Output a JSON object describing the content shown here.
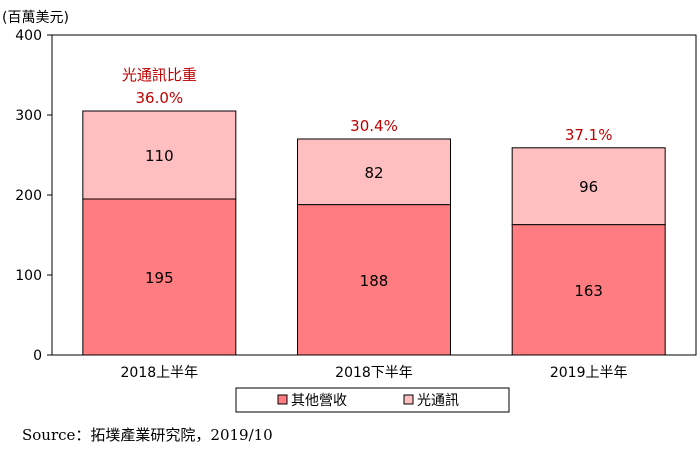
{
  "chart_data": {
    "type": "bar",
    "stacked": true,
    "unit_label": "(百萬美元)",
    "categories": [
      "2018上半年",
      "2018下半年",
      "2019上半年"
    ],
    "ylim": [
      0,
      400
    ],
    "yticks": [
      0,
      100,
      200,
      300,
      400
    ],
    "series": [
      {
        "name": "其他營收",
        "values": [
          195,
          188,
          163
        ],
        "color": "#ff7c80"
      },
      {
        "name": "光通訊",
        "values": [
          110,
          82,
          96
        ],
        "color": "#ffbfc0"
      }
    ],
    "share_title": "光通訊比重",
    "share_labels": [
      "36.0%",
      "30.4%",
      "37.1%"
    ],
    "share_color": "#c00000",
    "legend_position": "bottom",
    "grid": false
  },
  "source": "Source：拓墣產業研究院，2019/10"
}
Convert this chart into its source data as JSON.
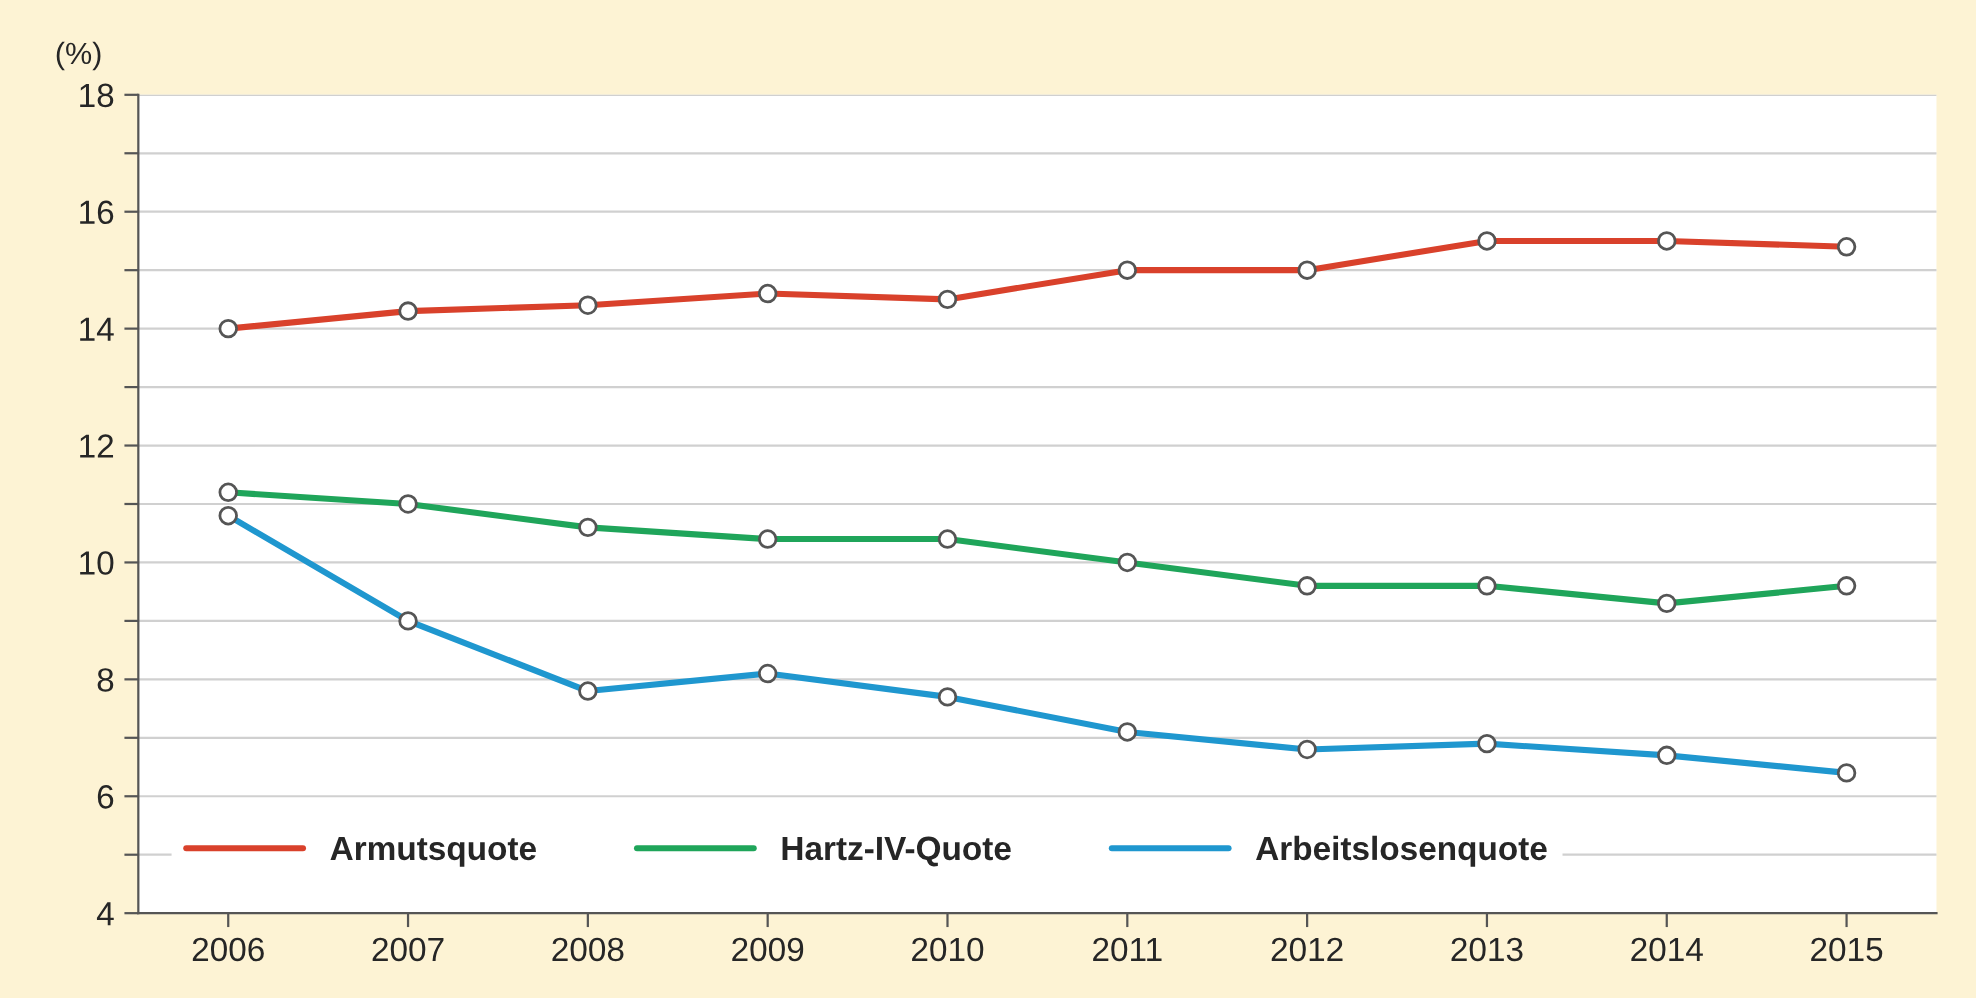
{
  "chart_data": {
    "type": "line",
    "ylabel": "(%)",
    "categories": [
      "2006",
      "2007",
      "2008",
      "2009",
      "2010",
      "2011",
      "2012",
      "2013",
      "2014",
      "2015"
    ],
    "series": [
      {
        "name": "Armutsquote",
        "color": "#d9412b",
        "values": [
          14.0,
          14.3,
          14.4,
          14.6,
          14.5,
          15.0,
          15.0,
          15.5,
          15.5,
          15.4
        ]
      },
      {
        "name": "Hartz-IV-Quote",
        "color": "#1fa55a",
        "values": [
          11.2,
          11.0,
          10.6,
          10.4,
          10.4,
          10.0,
          9.6,
          9.6,
          9.3,
          9.6
        ]
      },
      {
        "name": "Arbeitslosenquote",
        "color": "#1f97cf",
        "values": [
          10.8,
          9.0,
          7.8,
          8.1,
          7.7,
          7.1,
          6.8,
          6.9,
          6.7,
          6.4
        ]
      }
    ],
    "ylim": [
      4,
      18
    ],
    "yticks": [
      4,
      {
        "value": 5,
        "label": null
      },
      6,
      {
        "value": 7,
        "label": null
      },
      8,
      {
        "value": 9,
        "label": null
      },
      10,
      {
        "value": 11,
        "label": null
      },
      12,
      {
        "value": 13,
        "label": null
      },
      14,
      {
        "value": 15,
        "label": null
      },
      16,
      {
        "value": 17,
        "label": null
      },
      18
    ],
    "grid": "y",
    "legend": "bottom left",
    "marker": "circle",
    "line_style": "solid"
  }
}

--------------------------------

Prompt: Reproduce the material above in full, exactly, with no images.

The reply:
Output a JSON object describing the content shown here.
{
  "chart_data": {
    "type": "bar",
    "stacked": true,
    "unit_label": "(百萬美元)",
    "categories": [
      "2018上半年",
      "2018下半年",
      "2019上半年"
    ],
    "ylim": [
      0,
      400
    ],
    "yticks": [
      0,
      100,
      200,
      300,
      400
    ],
    "series": [
      {
        "name": "其他營收",
        "values": [
          195,
          188,
          163
        ],
        "color": "#ff7c80"
      },
      {
        "name": "光通訊",
        "values": [
          110,
          82,
          96
        ],
        "color": "#ffbfc0"
      }
    ],
    "share_title": "光通訊比重",
    "share_labels": [
      "36.0%",
      "30.4%",
      "37.1%"
    ],
    "share_color": "#c00000",
    "legend_position": "bottom",
    "grid": false
  },
  "source": "Source：拓墣產業研究院，2019/10"
}
Convert this chart into its source data as JSON.
{
  "chart_data": {
    "type": "line",
    "ylabel": "(%)",
    "categories": [
      "2006",
      "2007",
      "2008",
      "2009",
      "2010",
      "2011",
      "2012",
      "2013",
      "2014",
      "2015"
    ],
    "series": [
      {
        "name": "Armutsquote",
        "color": "#d9412b",
        "values": [
          14.0,
          14.3,
          14.4,
          14.6,
          14.5,
          15.0,
          15.0,
          15.5,
          15.5,
          15.4
        ]
      },
      {
        "name": "Hartz-IV-Quote",
        "color": "#1fa55a",
        "values": [
          11.2,
          11.0,
          10.6,
          10.4,
          10.4,
          10.0,
          9.6,
          9.6,
          9.3,
          9.6
        ]
      },
      {
        "name": "Arbeitslosenquote",
        "color": "#1f97cf",
        "values": [
          10.8,
          9.0,
          7.8,
          8.1,
          7.7,
          7.1,
          6.8,
          6.9,
          6.7,
          6.4
        ]
      }
    ],
    "ylim": [
      4,
      18
    ],
    "yticks": [
      4,
      {
        "value": 5,
        "label": null
      },
      6,
      {
        "value": 7,
        "label": null
      },
      8,
      {
        "value": 9,
        "label": null
      },
      10,
      {
        "value": 11,
        "label": null
      },
      12,
      {
        "value": 13,
        "label": null
      },
      14,
      {
        "value": 15,
        "label": null
      },
      16,
      {
        "value": 17,
        "label": null
      },
      18
    ],
    "grid": "y",
    "legend": "bottom left",
    "marker": "circle",
    "line_style": "solid"
  }
}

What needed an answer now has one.